| Collected data entries |

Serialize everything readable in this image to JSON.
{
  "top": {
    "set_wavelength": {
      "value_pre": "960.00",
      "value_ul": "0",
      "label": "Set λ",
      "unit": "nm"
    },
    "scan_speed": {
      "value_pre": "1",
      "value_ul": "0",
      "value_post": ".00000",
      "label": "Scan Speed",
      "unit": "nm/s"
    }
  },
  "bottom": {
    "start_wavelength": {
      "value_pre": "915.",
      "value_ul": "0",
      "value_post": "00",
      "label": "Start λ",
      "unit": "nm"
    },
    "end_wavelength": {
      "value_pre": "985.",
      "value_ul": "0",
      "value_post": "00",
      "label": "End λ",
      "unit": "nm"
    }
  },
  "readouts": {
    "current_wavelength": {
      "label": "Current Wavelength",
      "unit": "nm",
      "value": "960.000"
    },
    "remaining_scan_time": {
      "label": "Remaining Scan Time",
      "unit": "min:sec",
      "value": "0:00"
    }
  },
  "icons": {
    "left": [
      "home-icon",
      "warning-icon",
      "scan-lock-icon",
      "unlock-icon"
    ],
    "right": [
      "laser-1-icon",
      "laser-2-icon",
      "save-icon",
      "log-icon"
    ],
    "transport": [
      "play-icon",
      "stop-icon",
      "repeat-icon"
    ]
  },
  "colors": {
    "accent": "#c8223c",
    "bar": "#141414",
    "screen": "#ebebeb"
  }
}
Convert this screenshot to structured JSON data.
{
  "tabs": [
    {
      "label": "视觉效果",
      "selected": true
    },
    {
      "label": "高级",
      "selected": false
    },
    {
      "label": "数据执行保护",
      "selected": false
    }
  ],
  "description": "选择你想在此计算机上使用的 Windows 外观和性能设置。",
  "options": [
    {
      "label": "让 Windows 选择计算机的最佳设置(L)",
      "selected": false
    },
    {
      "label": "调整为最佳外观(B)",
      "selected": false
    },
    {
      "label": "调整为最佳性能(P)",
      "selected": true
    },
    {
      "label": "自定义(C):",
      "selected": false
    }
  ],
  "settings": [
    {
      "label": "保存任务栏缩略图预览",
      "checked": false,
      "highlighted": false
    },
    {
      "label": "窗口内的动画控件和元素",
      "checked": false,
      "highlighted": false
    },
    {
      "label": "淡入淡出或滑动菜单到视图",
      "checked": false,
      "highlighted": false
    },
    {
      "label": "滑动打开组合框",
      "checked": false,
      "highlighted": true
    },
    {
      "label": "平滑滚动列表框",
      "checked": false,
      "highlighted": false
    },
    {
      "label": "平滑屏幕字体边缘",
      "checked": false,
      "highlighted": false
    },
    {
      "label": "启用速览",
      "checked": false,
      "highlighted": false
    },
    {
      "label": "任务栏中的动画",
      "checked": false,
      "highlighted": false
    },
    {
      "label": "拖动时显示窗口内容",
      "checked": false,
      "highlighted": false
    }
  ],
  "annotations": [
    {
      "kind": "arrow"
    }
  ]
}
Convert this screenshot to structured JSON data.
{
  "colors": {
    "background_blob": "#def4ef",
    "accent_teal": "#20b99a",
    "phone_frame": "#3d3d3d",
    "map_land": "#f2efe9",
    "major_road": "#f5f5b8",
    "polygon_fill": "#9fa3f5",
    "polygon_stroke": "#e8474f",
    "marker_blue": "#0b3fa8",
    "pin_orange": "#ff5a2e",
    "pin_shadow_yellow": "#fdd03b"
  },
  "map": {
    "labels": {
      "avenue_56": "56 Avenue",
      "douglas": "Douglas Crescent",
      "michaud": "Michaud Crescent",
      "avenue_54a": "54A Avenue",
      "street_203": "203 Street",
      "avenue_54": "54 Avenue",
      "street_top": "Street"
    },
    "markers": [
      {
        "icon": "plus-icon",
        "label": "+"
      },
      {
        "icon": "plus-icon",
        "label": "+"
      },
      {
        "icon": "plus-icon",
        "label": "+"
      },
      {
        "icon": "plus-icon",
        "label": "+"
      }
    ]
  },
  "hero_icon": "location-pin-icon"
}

| WHAT THE TASK REQUIRES |
Reproduce each record exactly as it appears.

| CORRECT ANSWER |
Serialize everything readable in this image to JSON.
{
  "top": {
    "set_wavelength": {
      "value_pre": "960.00",
      "value_ul": "0",
      "label": "Set λ",
      "unit": "nm"
    },
    "scan_speed": {
      "value_pre": "1",
      "value_ul": "0",
      "value_post": ".00000",
      "label": "Scan Speed",
      "unit": "nm/s"
    }
  },
  "bottom": {
    "start_wavelength": {
      "value_pre": "915.",
      "value_ul": "0",
      "value_post": "00",
      "label": "Start λ",
      "unit": "nm"
    },
    "end_wavelength": {
      "value_pre": "985.",
      "value_ul": "0",
      "value_post": "00",
      "label": "End λ",
      "unit": "nm"
    }
  },
  "readouts": {
    "current_wavelength": {
      "label": "Current Wavelength",
      "unit": "nm",
      "value": "960.000"
    },
    "remaining_scan_time": {
      "label": "Remaining Scan Time",
      "unit": "min:sec",
      "value": "0:00"
    }
  },
  "icons": {
    "left": [
      "home-icon",
      "warning-icon",
      "scan-lock-icon",
      "unlock-icon"
    ],
    "right": [
      "laser-1-icon",
      "laser-2-icon",
      "save-icon",
      "log-icon"
    ],
    "transport": [
      "play-icon",
      "stop-icon",
      "repeat-icon"
    ]
  },
  "colors": {
    "accent": "#c8223c",
    "bar": "#141414",
    "screen": "#ebebeb"
  }
}
Convert this screenshot to structured JSON data.
{
  "tabs": [
    {
      "label": "视觉效果",
      "selected": true
    },
    {
      "label": "高级",
      "selected": false
    },
    {
      "label": "数据执行保护",
      "selected": false
    }
  ],
  "description": "选择你想在此计算机上使用的 Windows 外观和性能设置。",
  "options": [
    {
      "label": "让 Windows 选择计算机的最佳设置(L)",
      "selected": false
    },
    {
      "label": "调整为最佳外观(B)",
      "selected": false
    },
    {
      "label": "调整为最佳性能(P)",
      "selected": true
    },
    {
      "label": "自定义(C):",
      "selected": false
    }
  ],
  "settings": [
    {
      "label": "保存任务栏缩略图预览",
      "checked": false,
      "highlighted": false
    },
    {
      "label": "窗口内的动画控件和元素",
      "checked": false,
      "highlighted": false
    },
    {
      "label": "淡入淡出或滑动菜单到视图",
      "checked": false,
      "highlighted": false
    },
    {
      "label": "滑动打开组合框",
      "checked": false,
      "highlighted": true
    },
    {
      "label": "平滑滚动列表框",
      "checked": false,
      "highlighted": false
    },
    {
      "label": "平滑屏幕字体边缘",
      "checked": false,
      "highlighted": false
    },
    {
      "label": "启用速览",
      "checked": false,
      "highlighted": false
    },
    {
      "label": "任务栏中的动画",
      "checked": false,
      "highlighted": false
    },
    {
      "label": "拖动时显示窗口内容",
      "checked": false,
      "highlighted": false
    }
  ],
  "annotations": [
    {
      "kind": "arrow"
    }
  ]
}
Convert this screenshot to structured JSON data.
{
  "colors": {
    "background_blob": "#def4ef",
    "accent_teal": "#20b99a",
    "phone_frame": "#3d3d3d",
    "map_land": "#f2efe9",
    "major_road": "#f5f5b8",
    "polygon_fill": "#9fa3f5",
    "polygon_stroke": "#e8474f",
    "marker_blue": "#0b3fa8",
    "pin_orange": "#ff5a2e",
    "pin_shadow_yellow": "#fdd03b"
  },
  "map": {
    "labels": {
      "avenue_56": "56 Avenue",
      "douglas": "Douglas Crescent",
      "michaud": "Michaud Crescent",
      "avenue_54a": "54A Avenue",
      "street_203": "203 Street",
      "avenue_54": "54 Avenue",
      "street_top": "Street"
    },
    "markers": [
      {
        "icon": "plus-icon",
        "label": "+"
      },
      {
        "icon": "plus-icon",
        "label": "+"
      },
      {
        "icon": "plus-icon",
        "label": "+"
      },
      {
        "icon": "plus-icon",
        "label": "+"
      }
    ]
  },
  "hero_icon": "location-pin-icon"
}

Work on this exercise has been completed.